/---
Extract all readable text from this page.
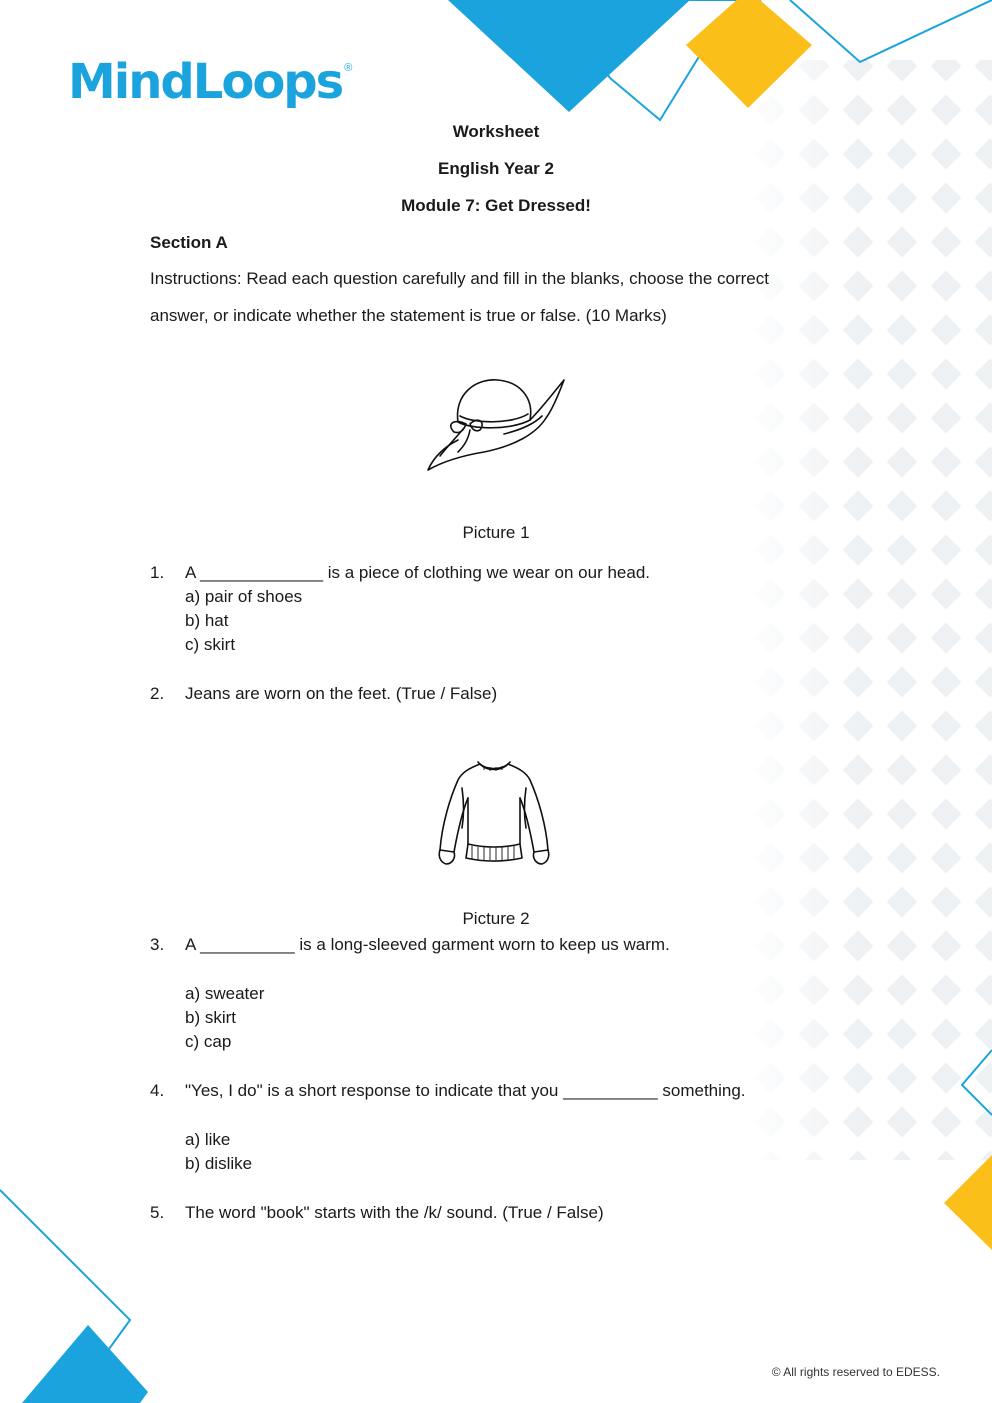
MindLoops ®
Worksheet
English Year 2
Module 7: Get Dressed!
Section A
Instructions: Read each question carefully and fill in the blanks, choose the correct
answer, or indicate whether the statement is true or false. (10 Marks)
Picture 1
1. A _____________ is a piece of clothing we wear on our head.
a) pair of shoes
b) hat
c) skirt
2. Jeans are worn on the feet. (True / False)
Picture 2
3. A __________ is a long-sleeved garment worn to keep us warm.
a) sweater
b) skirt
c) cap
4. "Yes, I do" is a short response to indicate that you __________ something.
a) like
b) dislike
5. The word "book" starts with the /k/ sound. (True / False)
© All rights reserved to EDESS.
\---
/---
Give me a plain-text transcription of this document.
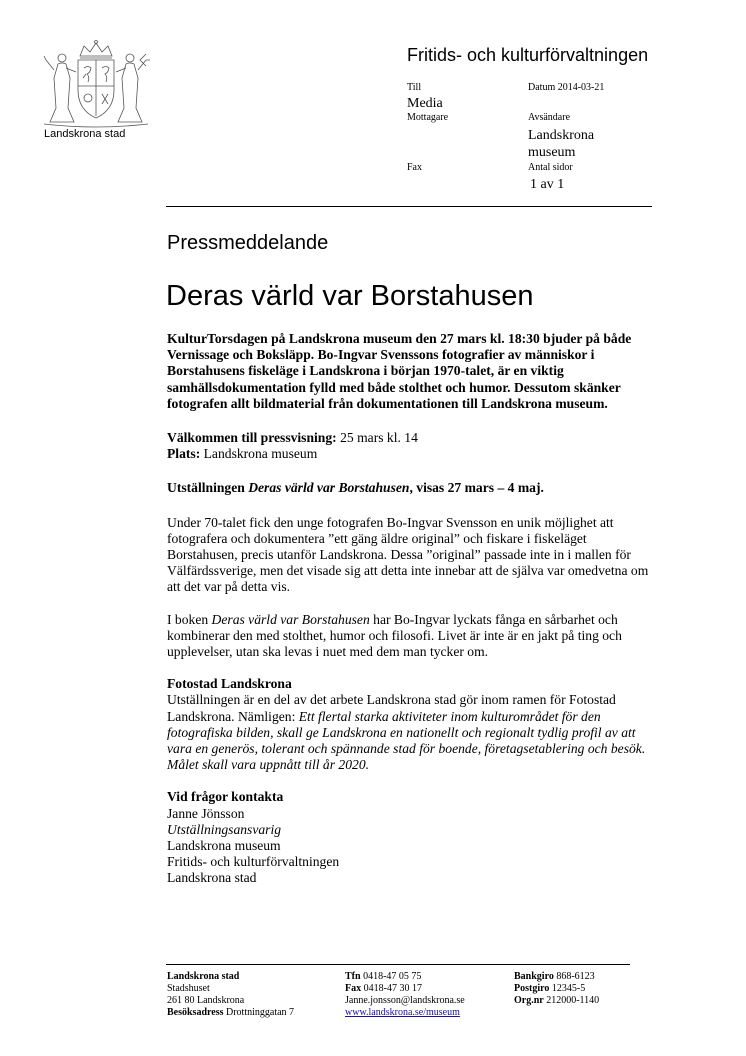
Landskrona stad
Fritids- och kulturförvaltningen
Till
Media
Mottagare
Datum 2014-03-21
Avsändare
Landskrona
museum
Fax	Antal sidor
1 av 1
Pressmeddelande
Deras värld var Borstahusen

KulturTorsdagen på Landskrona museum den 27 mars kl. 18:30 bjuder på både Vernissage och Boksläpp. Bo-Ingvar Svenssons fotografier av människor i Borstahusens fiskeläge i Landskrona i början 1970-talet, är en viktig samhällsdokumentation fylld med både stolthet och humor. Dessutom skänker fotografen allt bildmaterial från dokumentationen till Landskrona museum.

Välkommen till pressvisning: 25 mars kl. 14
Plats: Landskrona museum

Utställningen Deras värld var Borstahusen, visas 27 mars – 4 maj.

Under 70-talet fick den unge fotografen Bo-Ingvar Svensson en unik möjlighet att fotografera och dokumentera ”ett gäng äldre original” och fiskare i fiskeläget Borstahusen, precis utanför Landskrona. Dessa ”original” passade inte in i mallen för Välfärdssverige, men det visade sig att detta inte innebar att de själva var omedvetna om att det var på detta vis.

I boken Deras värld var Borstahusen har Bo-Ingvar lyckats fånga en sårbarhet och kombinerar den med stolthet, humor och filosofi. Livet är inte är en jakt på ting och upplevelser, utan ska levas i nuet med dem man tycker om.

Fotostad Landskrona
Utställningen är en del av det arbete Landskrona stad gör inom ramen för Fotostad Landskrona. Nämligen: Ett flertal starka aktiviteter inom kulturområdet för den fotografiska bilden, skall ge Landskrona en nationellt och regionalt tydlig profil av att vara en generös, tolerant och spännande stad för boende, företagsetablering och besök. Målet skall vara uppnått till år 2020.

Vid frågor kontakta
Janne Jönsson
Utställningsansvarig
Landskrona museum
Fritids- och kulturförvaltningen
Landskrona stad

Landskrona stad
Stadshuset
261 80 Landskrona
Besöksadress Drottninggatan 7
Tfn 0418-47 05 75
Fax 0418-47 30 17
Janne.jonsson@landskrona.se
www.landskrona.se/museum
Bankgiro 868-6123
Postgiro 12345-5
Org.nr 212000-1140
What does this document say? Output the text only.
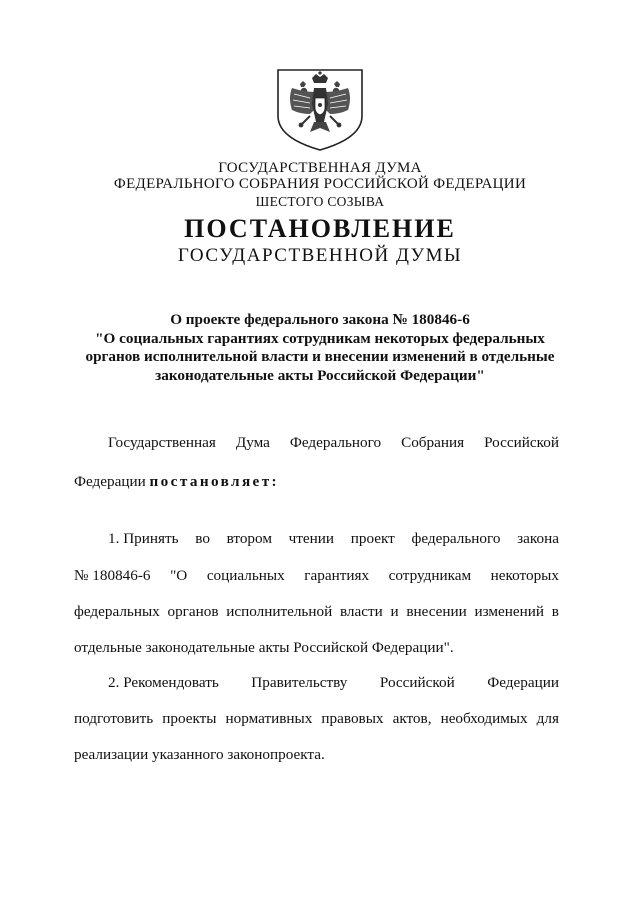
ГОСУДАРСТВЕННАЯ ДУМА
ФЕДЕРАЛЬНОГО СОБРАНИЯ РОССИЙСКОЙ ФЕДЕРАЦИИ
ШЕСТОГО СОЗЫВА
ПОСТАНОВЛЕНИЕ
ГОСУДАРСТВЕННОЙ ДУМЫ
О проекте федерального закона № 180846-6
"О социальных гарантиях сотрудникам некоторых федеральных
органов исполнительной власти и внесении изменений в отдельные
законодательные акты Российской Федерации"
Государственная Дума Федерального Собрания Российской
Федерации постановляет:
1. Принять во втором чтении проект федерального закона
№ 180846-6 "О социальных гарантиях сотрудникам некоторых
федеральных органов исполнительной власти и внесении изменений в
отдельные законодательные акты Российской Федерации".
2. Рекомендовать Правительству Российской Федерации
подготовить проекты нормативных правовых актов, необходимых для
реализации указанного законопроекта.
\---
/---
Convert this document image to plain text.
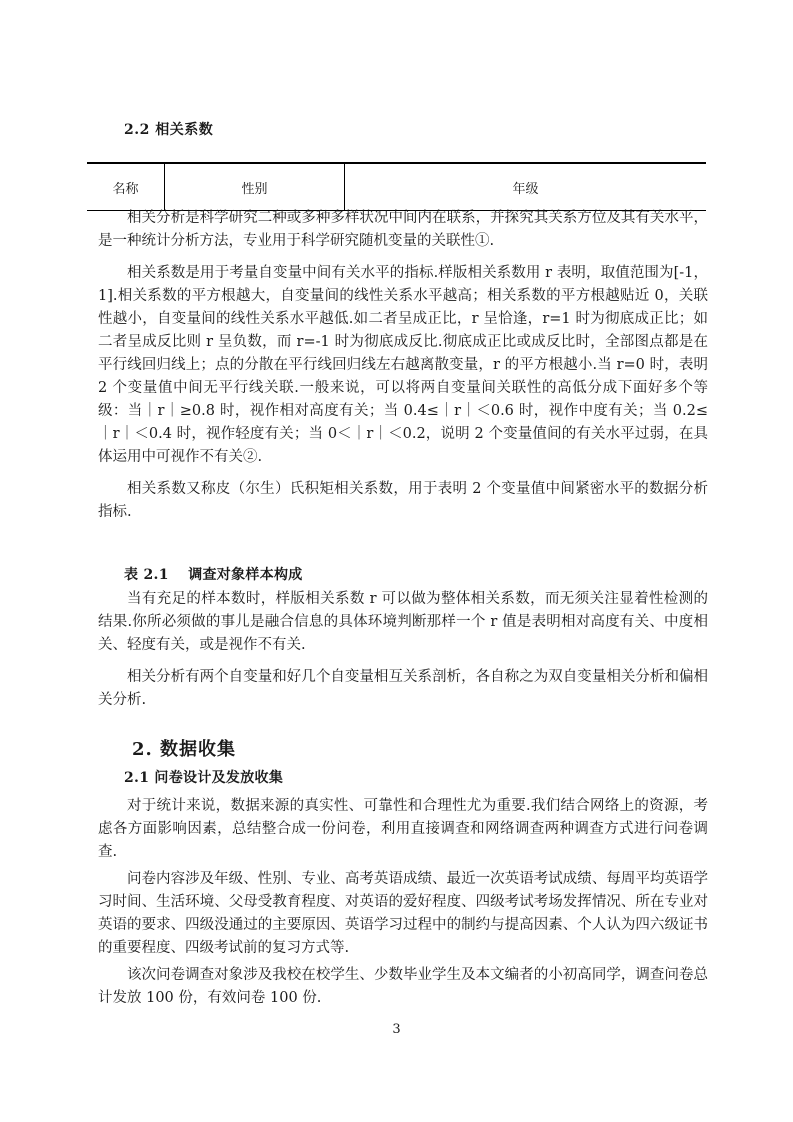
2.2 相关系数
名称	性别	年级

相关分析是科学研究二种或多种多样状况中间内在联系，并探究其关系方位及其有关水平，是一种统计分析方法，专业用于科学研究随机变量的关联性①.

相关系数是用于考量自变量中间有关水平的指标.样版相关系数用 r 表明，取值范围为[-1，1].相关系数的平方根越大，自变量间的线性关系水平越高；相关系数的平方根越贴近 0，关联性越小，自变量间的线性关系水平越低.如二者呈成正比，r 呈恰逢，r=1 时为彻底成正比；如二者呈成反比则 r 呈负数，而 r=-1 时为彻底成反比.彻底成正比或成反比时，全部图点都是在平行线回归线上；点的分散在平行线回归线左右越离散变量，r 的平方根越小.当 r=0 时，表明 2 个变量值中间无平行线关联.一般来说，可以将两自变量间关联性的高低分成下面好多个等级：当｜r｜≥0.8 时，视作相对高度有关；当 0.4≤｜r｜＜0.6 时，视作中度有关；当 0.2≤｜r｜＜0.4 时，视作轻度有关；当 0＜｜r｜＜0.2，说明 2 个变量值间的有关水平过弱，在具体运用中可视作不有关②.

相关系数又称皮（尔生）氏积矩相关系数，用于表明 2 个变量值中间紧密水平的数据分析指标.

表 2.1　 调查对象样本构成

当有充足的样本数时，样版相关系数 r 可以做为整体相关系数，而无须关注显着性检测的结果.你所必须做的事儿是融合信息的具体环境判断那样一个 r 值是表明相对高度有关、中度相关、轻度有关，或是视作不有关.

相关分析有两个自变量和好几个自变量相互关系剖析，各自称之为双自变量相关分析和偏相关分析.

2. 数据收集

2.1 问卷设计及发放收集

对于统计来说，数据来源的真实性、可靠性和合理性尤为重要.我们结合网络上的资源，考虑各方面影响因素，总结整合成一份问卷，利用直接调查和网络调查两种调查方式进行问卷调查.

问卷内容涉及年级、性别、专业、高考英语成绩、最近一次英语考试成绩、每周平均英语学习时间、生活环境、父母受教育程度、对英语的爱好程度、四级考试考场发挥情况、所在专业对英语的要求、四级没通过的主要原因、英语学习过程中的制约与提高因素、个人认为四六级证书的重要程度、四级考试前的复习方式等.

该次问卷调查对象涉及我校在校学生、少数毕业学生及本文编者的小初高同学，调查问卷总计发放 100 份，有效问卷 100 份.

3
\---
• [Stated problem] Of all the lines above, how many contain the word "Janne"? Answer with only the number.

• [Response to this exercise] 2